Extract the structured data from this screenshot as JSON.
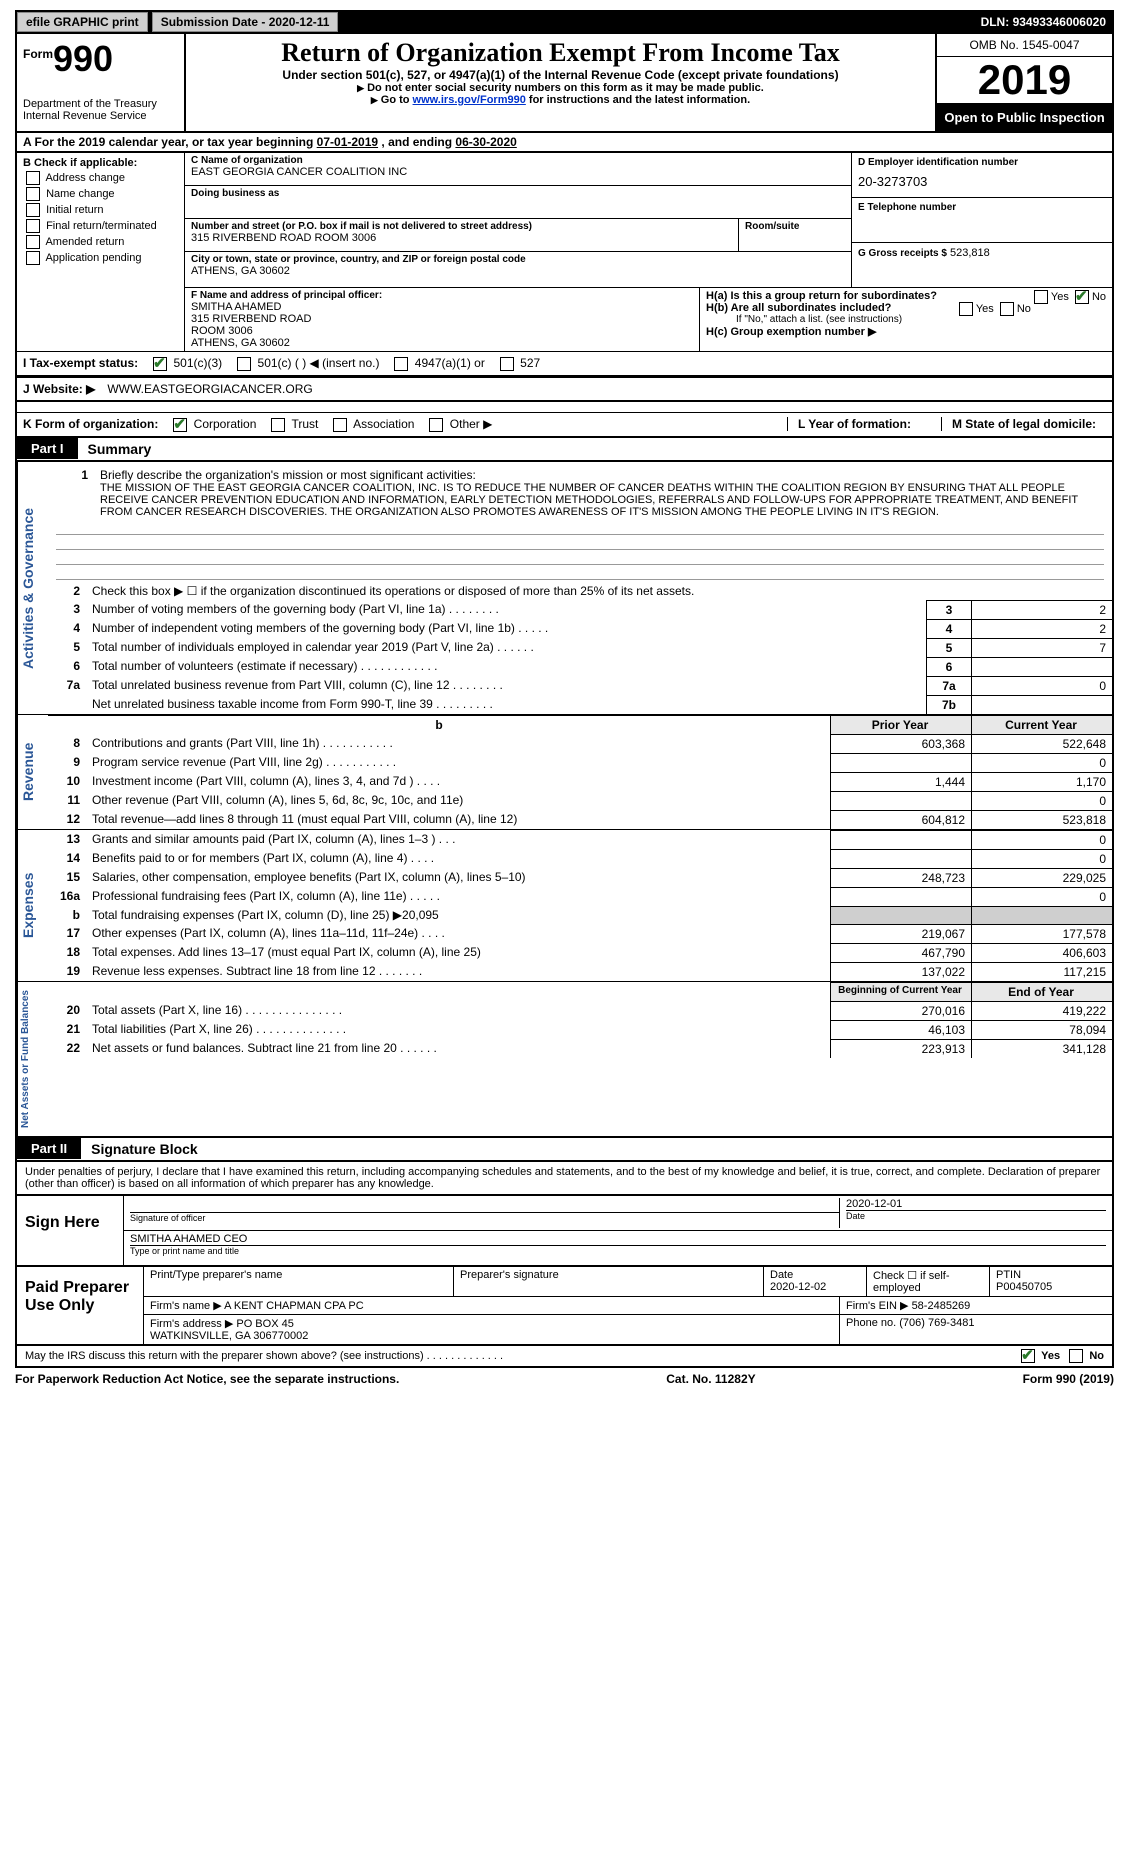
{
  "topbar": {
    "efile": "efile GRAPHIC print",
    "submission_label": "Submission Date - ",
    "submission_date": "2020-12-11",
    "dln_label": "DLN: ",
    "dln": "93493346006020"
  },
  "header": {
    "form_small": "Form",
    "form_num": "990",
    "dept": "Department of the Treasury\nInternal Revenue Service",
    "title": "Return of Organization Exempt From Income Tax",
    "sub1": "Under section 501(c), 527, or 4947(a)(1) of the Internal Revenue Code (except private foundations)",
    "sub2": "Do not enter social security numbers on this form as it may be made public.",
    "sub3_pre": "Go to ",
    "sub3_link": "www.irs.gov/Form990",
    "sub3_post": " for instructions and the latest information.",
    "omb": "OMB No. 1545-0047",
    "year": "2019",
    "inspection": "Open to Public Inspection"
  },
  "rowA": {
    "text_pre": "A  For the 2019 calendar year, or tax year beginning ",
    "begin": "07-01-2019",
    "text_mid": "  , and ending ",
    "end": "06-30-2020"
  },
  "boxB": {
    "title": "B Check if applicable:",
    "items": [
      "Address change",
      "Name change",
      "Initial return",
      "Final return/terminated",
      "Amended return",
      "Application pending"
    ]
  },
  "boxC": {
    "name_lbl": "C Name of organization",
    "name": "EAST GEORGIA CANCER COALITION INC",
    "dba_lbl": "Doing business as",
    "dba": "",
    "street_lbl": "Number and street (or P.O. box if mail is not delivered to street address)",
    "street": "315 RIVERBEND ROAD ROOM 3006",
    "room_lbl": "Room/suite",
    "city_lbl": "City or town, state or province, country, and ZIP or foreign postal code",
    "city": "ATHENS, GA  30602"
  },
  "boxD": {
    "lbl": "D Employer identification number",
    "val": "20-3273703"
  },
  "boxE": {
    "lbl": "E Telephone number",
    "val": ""
  },
  "boxG": {
    "lbl": "G Gross receipts $",
    "val": "523,818"
  },
  "boxF": {
    "lbl": "F Name and address of principal officer:",
    "name": "SMITHA AHAMED",
    "addr1": "315 RIVERBEND ROAD",
    "addr2": "ROOM 3006",
    "addr3": "ATHENS, GA  30602"
  },
  "boxH": {
    "ha": "H(a)  Is this a group return for subordinates?",
    "hb": "H(b)  Are all subordinates included?",
    "hb_note": "If \"No,\" attach a list. (see instructions)",
    "hc": "H(c)  Group exemption number ▶",
    "yes": "Yes",
    "no": "No"
  },
  "rowI": {
    "lbl": "I   Tax-exempt status:",
    "opt1": "501(c)(3)",
    "opt2": "501(c) (   ) ◀ (insert no.)",
    "opt3": "4947(a)(1) or",
    "opt4": "527"
  },
  "rowJ": {
    "lbl": "J   Website: ▶",
    "val": "WWW.EASTGEORGIACANCER.ORG"
  },
  "rowK": {
    "lbl": "K Form of organization:",
    "opts": [
      "Corporation",
      "Trust",
      "Association",
      "Other ▶"
    ],
    "L_lbl": "L Year of formation:",
    "M_lbl": "M State of legal domicile:"
  },
  "part1": {
    "hdr": "Part I",
    "title": "Summary",
    "line1_lbl": "Briefly describe the organization's mission or most significant activities:",
    "mission": "THE MISSION OF THE EAST GEORGIA CANCER COALITION, INC. IS TO REDUCE THE NUMBER OF CANCER DEATHS WITHIN THE COALITION REGION BY ENSURING THAT ALL PEOPLE RECEIVE CANCER PREVENTION EDUCATION AND INFORMATION, EARLY DETECTION METHODOLOGIES, REFERRALS AND FOLLOW-UPS FOR APPROPRIATE TREATMENT, AND BENEFIT FROM CANCER RESEARCH DISCOVERIES. THE ORGANIZATION ALSO PROMOTES AWARENESS OF IT'S MISSION AMONG THE PEOPLE LIVING IN IT'S REGION.",
    "line2": "Check this box ▶ ☐ if the organization discontinued its operations or disposed of more than 25% of its net assets.",
    "rows": [
      {
        "n": "3",
        "d": "Number of voting members of the governing body (Part VI, line 1a)   .   .   .   .   .   .   .   .",
        "b": "3",
        "v": "2"
      },
      {
        "n": "4",
        "d": "Number of independent voting members of the governing body (Part VI, line 1b)   .   .   .   .   .",
        "b": "4",
        "v": "2"
      },
      {
        "n": "5",
        "d": "Total number of individuals employed in calendar year 2019 (Part V, line 2a)   .   .   .   .   .   .",
        "b": "5",
        "v": "7"
      },
      {
        "n": "6",
        "d": "Total number of volunteers (estimate if necessary)   .   .   .   .   .   .   .   .   .   .   .   .",
        "b": "6",
        "v": ""
      },
      {
        "n": "7a",
        "d": "Total unrelated business revenue from Part VIII, column (C), line 12   .   .   .   .   .   .   .   .",
        "b": "7a",
        "v": "0"
      },
      {
        "n": "",
        "d": "Net unrelated business taxable income from Form 990-T, line 39   .   .   .   .   .   .   .   .   .",
        "b": "7b",
        "v": ""
      }
    ]
  },
  "revenue": {
    "hdr_prior": "Prior Year",
    "hdr_cur": "Current Year",
    "rows": [
      {
        "n": "8",
        "d": "Contributions and grants (Part VIII, line 1h)   .   .   .   .   .   .   .   .   .   .   .",
        "p": "603,368",
        "c": "522,648"
      },
      {
        "n": "9",
        "d": "Program service revenue (Part VIII, line 2g)   .   .   .   .   .   .   .   .   .   .   .",
        "p": "",
        "c": "0"
      },
      {
        "n": "10",
        "d": "Investment income (Part VIII, column (A), lines 3, 4, and 7d )   .   .   .   .",
        "p": "1,444",
        "c": "1,170"
      },
      {
        "n": "11",
        "d": "Other revenue (Part VIII, column (A), lines 5, 6d, 8c, 9c, 10c, and 11e)",
        "p": "",
        "c": "0"
      },
      {
        "n": "12",
        "d": "Total revenue—add lines 8 through 11 (must equal Part VIII, column (A), line 12)",
        "p": "604,812",
        "c": "523,818"
      }
    ]
  },
  "expenses": {
    "rows": [
      {
        "n": "13",
        "d": "Grants and similar amounts paid (Part IX, column (A), lines 1–3 )   .   .   .",
        "p": "",
        "c": "0"
      },
      {
        "n": "14",
        "d": "Benefits paid to or for members (Part IX, column (A), line 4)   .   .   .   .",
        "p": "",
        "c": "0"
      },
      {
        "n": "15",
        "d": "Salaries, other compensation, employee benefits (Part IX, column (A), lines 5–10)",
        "p": "248,723",
        "c": "229,025"
      },
      {
        "n": "16a",
        "d": "Professional fundraising fees (Part IX, column (A), line 11e)   .   .   .   .   .",
        "p": "",
        "c": "0"
      },
      {
        "n": "b",
        "d": "Total fundraising expenses (Part IX, column (D), line 25) ▶20,095",
        "p": "shade",
        "c": "shade"
      },
      {
        "n": "17",
        "d": "Other expenses (Part IX, column (A), lines 11a–11d, 11f–24e)   .   .   .   .",
        "p": "219,067",
        "c": "177,578"
      },
      {
        "n": "18",
        "d": "Total expenses. Add lines 13–17 (must equal Part IX, column (A), line 25)",
        "p": "467,790",
        "c": "406,603"
      },
      {
        "n": "19",
        "d": "Revenue less expenses. Subtract line 18 from line 12   .   .   .   .   .   .   .",
        "p": "137,022",
        "c": "117,215"
      }
    ]
  },
  "netassets": {
    "hdr_beg": "Beginning of Current Year",
    "hdr_end": "End of Year",
    "rows": [
      {
        "n": "20",
        "d": "Total assets (Part X, line 16)   .   .   .   .   .   .   .   .   .   .   .   .   .   .   .",
        "p": "270,016",
        "c": "419,222"
      },
      {
        "n": "21",
        "d": "Total liabilities (Part X, line 26)   .   .   .   .   .   .   .   .   .   .   .   .   .   .",
        "p": "46,103",
        "c": "78,094"
      },
      {
        "n": "22",
        "d": "Net assets or fund balances. Subtract line 21 from line 20   .   .   .   .   .   .",
        "p": "223,913",
        "c": "341,128"
      }
    ]
  },
  "vtabs": {
    "act": "Activities & Governance",
    "rev": "Revenue",
    "exp": "Expenses",
    "net": "Net Assets or Fund Balances"
  },
  "part2": {
    "hdr": "Part II",
    "title": "Signature Block",
    "decl": "Under penalties of perjury, I declare that I have examined this return, including accompanying schedules and statements, and to the best of my knowledge and belief, it is true, correct, and complete. Declaration of preparer (other than officer) is based on all information of which preparer has any knowledge.",
    "sign_here": "Sign Here",
    "sig_officer_lbl": "Signature of officer",
    "sig_date_lbl": "Date",
    "sig_date": "2020-12-01",
    "typed_name": "SMITHA AHAMED  CEO",
    "typed_lbl": "Type or print name and title"
  },
  "preparer": {
    "title": "Paid Preparer Use Only",
    "h1": "Print/Type preparer's name",
    "h2": "Preparer's signature",
    "h3": "Date",
    "h3v": "2020-12-02",
    "h4": "Check ☐ if self-employed",
    "h5_lbl": "PTIN",
    "h5": "P00450705",
    "firm_name_lbl": "Firm's name    ▶",
    "firm_name": "A KENT CHAPMAN CPA PC",
    "firm_ein_lbl": "Firm's EIN ▶",
    "firm_ein": "58-2485269",
    "firm_addr_lbl": "Firm's address ▶",
    "firm_addr": "PO BOX 45\nWATKINSVILLE, GA  306770002",
    "phone_lbl": "Phone no.",
    "phone": "(706) 769-3481",
    "discuss": "May the IRS discuss this return with the preparer shown above? (see instructions)   .   .   .   .   .   .   .   .   .   .   .   .   .",
    "yes": "Yes",
    "no": "No"
  },
  "footer": {
    "left": "For Paperwork Reduction Act Notice, see the separate instructions.",
    "mid": "Cat. No. 11282Y",
    "right": "Form 990 (2019)"
  },
  "colors": {
    "vtab": "#2b5797"
  }
}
◇ ◇ ◇ ◇ ◇ ◇ ◇
→ DIRECTIVE: Look through the data and show every line containing "fundraising".

→ FINISHED TASK:
        "d": "Professional fundraising fees (Part IX, column (A), line 11e)   .   .   .   .   .",
        "d": "Total fundraising expenses (Part IX, column (D), line 25) ▶20,095",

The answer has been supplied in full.